[Collected data entries]
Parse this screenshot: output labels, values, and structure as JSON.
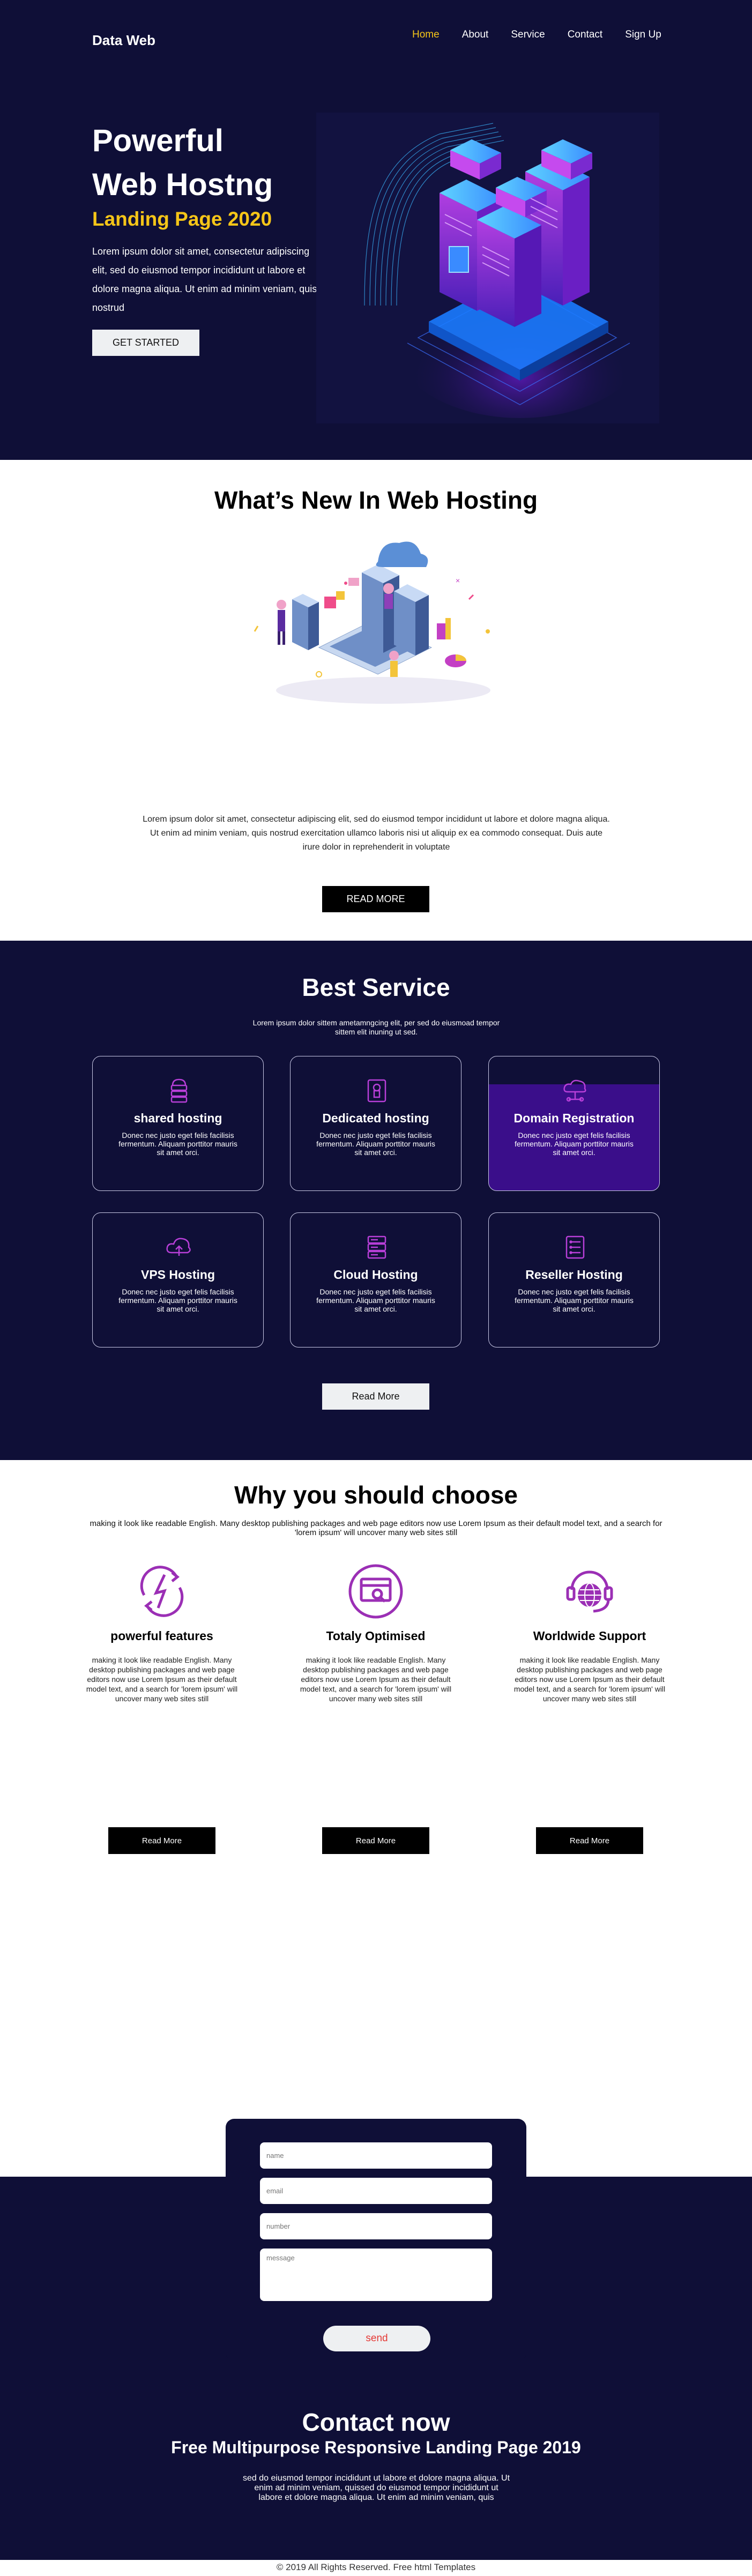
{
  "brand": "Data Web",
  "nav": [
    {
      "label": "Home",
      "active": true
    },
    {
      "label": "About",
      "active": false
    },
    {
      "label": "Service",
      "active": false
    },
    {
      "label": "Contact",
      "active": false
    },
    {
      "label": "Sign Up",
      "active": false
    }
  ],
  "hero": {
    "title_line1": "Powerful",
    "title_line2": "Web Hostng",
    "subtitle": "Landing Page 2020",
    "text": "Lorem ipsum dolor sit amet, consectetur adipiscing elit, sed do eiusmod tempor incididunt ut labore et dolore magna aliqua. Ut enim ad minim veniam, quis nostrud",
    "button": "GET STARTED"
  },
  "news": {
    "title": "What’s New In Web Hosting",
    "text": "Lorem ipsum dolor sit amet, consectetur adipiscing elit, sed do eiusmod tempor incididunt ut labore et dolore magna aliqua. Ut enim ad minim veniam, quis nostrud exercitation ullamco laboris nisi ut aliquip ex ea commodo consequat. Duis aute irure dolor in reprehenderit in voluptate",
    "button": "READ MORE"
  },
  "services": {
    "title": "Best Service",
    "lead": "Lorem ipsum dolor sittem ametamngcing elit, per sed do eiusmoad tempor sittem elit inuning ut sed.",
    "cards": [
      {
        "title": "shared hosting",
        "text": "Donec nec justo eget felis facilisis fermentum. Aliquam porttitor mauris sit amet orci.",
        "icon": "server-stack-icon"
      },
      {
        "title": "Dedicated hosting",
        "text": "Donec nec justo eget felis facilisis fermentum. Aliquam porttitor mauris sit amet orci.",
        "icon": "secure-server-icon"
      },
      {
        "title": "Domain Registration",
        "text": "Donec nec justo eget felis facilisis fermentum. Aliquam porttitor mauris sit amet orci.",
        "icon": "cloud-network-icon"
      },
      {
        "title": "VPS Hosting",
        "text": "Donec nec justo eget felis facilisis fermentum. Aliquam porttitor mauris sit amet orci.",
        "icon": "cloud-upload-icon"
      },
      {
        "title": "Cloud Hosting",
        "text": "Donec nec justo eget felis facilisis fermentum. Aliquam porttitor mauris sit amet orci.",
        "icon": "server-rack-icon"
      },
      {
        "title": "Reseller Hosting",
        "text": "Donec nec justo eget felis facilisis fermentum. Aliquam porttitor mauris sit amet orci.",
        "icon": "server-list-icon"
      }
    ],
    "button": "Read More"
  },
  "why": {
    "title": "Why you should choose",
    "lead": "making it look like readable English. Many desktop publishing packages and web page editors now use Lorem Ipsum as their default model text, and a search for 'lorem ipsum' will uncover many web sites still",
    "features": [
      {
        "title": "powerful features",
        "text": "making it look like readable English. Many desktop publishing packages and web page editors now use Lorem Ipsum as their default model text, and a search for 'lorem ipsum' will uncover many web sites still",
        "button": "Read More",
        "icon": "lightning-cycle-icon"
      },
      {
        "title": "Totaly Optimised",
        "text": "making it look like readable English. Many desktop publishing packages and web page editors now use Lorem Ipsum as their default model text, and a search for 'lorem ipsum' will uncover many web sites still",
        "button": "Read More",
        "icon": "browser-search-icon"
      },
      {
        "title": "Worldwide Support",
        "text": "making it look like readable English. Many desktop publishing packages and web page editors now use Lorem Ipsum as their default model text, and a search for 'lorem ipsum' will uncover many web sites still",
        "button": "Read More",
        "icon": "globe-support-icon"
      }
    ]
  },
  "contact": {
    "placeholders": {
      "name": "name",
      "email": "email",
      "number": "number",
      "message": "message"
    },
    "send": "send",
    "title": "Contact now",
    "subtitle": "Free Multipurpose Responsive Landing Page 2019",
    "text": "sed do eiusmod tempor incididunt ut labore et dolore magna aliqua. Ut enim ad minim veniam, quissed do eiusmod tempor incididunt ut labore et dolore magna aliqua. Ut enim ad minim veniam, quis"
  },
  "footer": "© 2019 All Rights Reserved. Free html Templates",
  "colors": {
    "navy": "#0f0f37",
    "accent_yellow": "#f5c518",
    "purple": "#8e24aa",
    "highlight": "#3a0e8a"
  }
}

* _Task to complete_:
Make an exact copy of all entries above, dropping the images.

* _Expected output_:
Parse this screenshot: output labels, values, and structure as JSON.
{
  "brand": "Data Web",
  "nav": [
    {
      "label": "Home",
      "active": true
    },
    {
      "label": "About",
      "active": false
    },
    {
      "label": "Service",
      "active": false
    },
    {
      "label": "Contact",
      "active": false
    },
    {
      "label": "Sign Up",
      "active": false
    }
  ],
  "hero": {
    "title_line1": "Powerful",
    "title_line2": "Web Hostng",
    "subtitle": "Landing Page 2020",
    "text": "Lorem ipsum dolor sit amet, consectetur adipiscing elit, sed do eiusmod tempor incididunt ut labore et dolore magna aliqua. Ut enim ad minim veniam, quis nostrud",
    "button": "GET STARTED"
  },
  "news": {
    "title": "What’s New In Web Hosting",
    "text": "Lorem ipsum dolor sit amet, consectetur adipiscing elit, sed do eiusmod tempor incididunt ut labore et dolore magna aliqua. Ut enim ad minim veniam, quis nostrud exercitation ullamco laboris nisi ut aliquip ex ea commodo consequat. Duis aute irure dolor in reprehenderit in voluptate",
    "button": "READ MORE"
  },
  "services": {
    "title": "Best Service",
    "lead": "Lorem ipsum dolor sittem ametamngcing elit, per sed do eiusmoad tempor sittem elit inuning ut sed.",
    "cards": [
      {
        "title": "shared hosting",
        "text": "Donec nec justo eget felis facilisis fermentum. Aliquam porttitor mauris sit amet orci.",
        "icon": "server-stack-icon"
      },
      {
        "title": "Dedicated hosting",
        "text": "Donec nec justo eget felis facilisis fermentum. Aliquam porttitor mauris sit amet orci.",
        "icon": "secure-server-icon"
      },
      {
        "title": "Domain Registration",
        "text": "Donec nec justo eget felis facilisis fermentum. Aliquam porttitor mauris sit amet orci.",
        "icon": "cloud-network-icon"
      },
      {
        "title": "VPS Hosting",
        "text": "Donec nec justo eget felis facilisis fermentum. Aliquam porttitor mauris sit amet orci.",
        "icon": "cloud-upload-icon"
      },
      {
        "title": "Cloud Hosting",
        "text": "Donec nec justo eget felis facilisis fermentum. Aliquam porttitor mauris sit amet orci.",
        "icon": "server-rack-icon"
      },
      {
        "title": "Reseller Hosting",
        "text": "Donec nec justo eget felis facilisis fermentum. Aliquam porttitor mauris sit amet orci.",
        "icon": "server-list-icon"
      }
    ],
    "button": "Read More"
  },
  "why": {
    "title": "Why you should choose",
    "lead": "making it look like readable English. Many desktop publishing packages and web page editors now use Lorem Ipsum as their default model text, and a search for 'lorem ipsum' will uncover many web sites still",
    "features": [
      {
        "title": "powerful features",
        "text": "making it look like readable English. Many desktop publishing packages and web page editors now use Lorem Ipsum as their default model text, and a search for 'lorem ipsum' will uncover many web sites still",
        "button": "Read More",
        "icon": "lightning-cycle-icon"
      },
      {
        "title": "Totaly Optimised",
        "text": "making it look like readable English. Many desktop publishing packages and web page editors now use Lorem Ipsum as their default model text, and a search for 'lorem ipsum' will uncover many web sites still",
        "button": "Read More",
        "icon": "browser-search-icon"
      },
      {
        "title": "Worldwide Support",
        "text": "making it look like readable English. Many desktop publishing packages and web page editors now use Lorem Ipsum as their default model text, and a search for 'lorem ipsum' will uncover many web sites still",
        "button": "Read More",
        "icon": "globe-support-icon"
      }
    ]
  },
  "contact": {
    "placeholders": {
      "name": "name",
      "email": "email",
      "number": "number",
      "message": "message"
    },
    "send": "send",
    "title": "Contact now",
    "subtitle": "Free Multipurpose Responsive Landing Page 2019",
    "text": "sed do eiusmod tempor incididunt ut labore et dolore magna aliqua. Ut enim ad minim veniam, quissed do eiusmod tempor incididunt ut labore et dolore magna aliqua. Ut enim ad minim veniam, quis"
  },
  "footer": "© 2019 All Rights Reserved. Free html Templates",
  "colors": {
    "navy": "#0f0f37",
    "accent_yellow": "#f5c518",
    "purple": "#8e24aa",
    "highlight": "#3a0e8a"
  }
}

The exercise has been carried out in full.